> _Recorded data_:
_ _ _ _ _ _ _

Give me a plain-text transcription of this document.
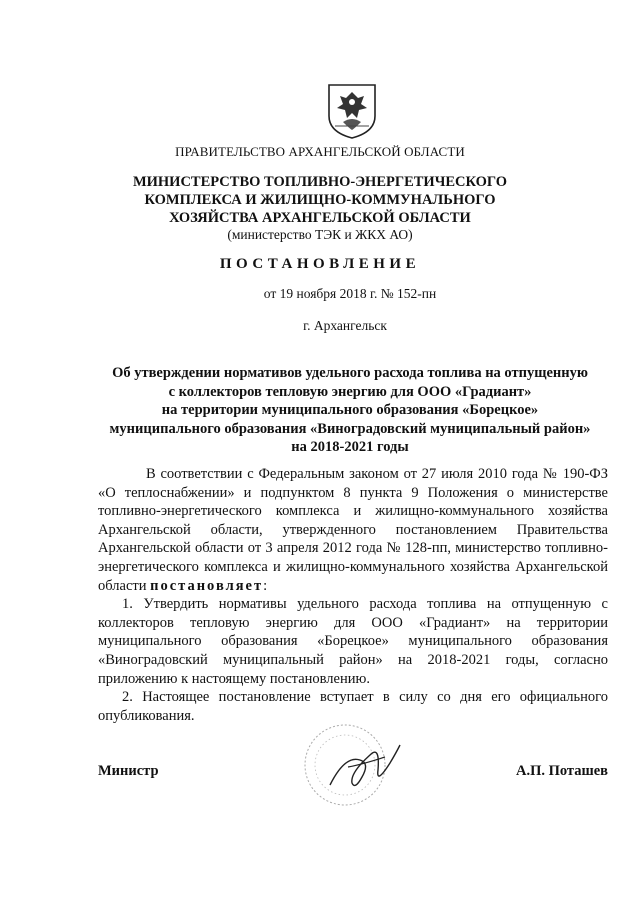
ПРАВИТЕЛЬСТВО АРХАНГЕЛЬСКОЙ ОБЛАСТИ
МИНИСТЕРСТВО ТОПЛИВНО-ЭНЕРГЕТИЧЕСКОГО
КОМПЛЕКСА И ЖИЛИЩНО-КОММУНАЛЬНОГО
ХОЗЯЙСТВА АРХАНГЕЛЬСКОЙ ОБЛАСТИ
(министерство ТЭК и ЖКХ АО)
ПОСТАНОВЛЕНИЕ
от 19 ноября 2018 г. № 152-пн
г. Архангельск
Об утверждении нормативов удельного расхода топлива на отпущенную
с коллекторов тепловую энергию для ООО «Градиант»
на территории муниципального образования «Борецкое»
муниципального образования «Виноградовский муниципальный район»
на 2018-2021 годы

В соответствии с Федеральным законом от 27 июля 2010 года № 190-ФЗ «О теплоснабжении» и подпунктом 8 пункта 9 Положения о министерстве топливно-энергетического комплекса и жилищно-коммунального хозяйства Архангельской области, утвержденного постановлением Правительства Архангельской области от 3 апреля 2012 года № 128-пп, министерство топливно-энергетического комплекса и жилищно-коммунального хозяйства Архангельской области постановляет:

1. Утвердить нормативы удельного расхода топлива на отпущенную с коллекторов тепловую энергию для ООО «Градиант» на территории муниципального образования «Борецкое» муниципального образования «Виноградовский муниципальный район» на 2018-2021 годы, согласно приложению к настоящему постановлению.

2. Настоящее постановление вступает в силу со дня его официального опубликования.

Министр	А.П. Поташев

_ _ _ _ _ _ _

> _WRITTEN INSTRUCTION_:
Collect each line holding the string "удельного".

> _ANSWER_:
Об утверждении нормативов удельного расхода топлива на отпущенную
1. Утвердить нормативы удельного расхода топлива на отпущенную с коллекторов тепловую энергию для ООО «Градиант» на территории муниципального образования «Борецкое» муниципального образования «Виноградовский муниципальный район» на 2018-2021 годы, согласно приложению к настоящему постановлению.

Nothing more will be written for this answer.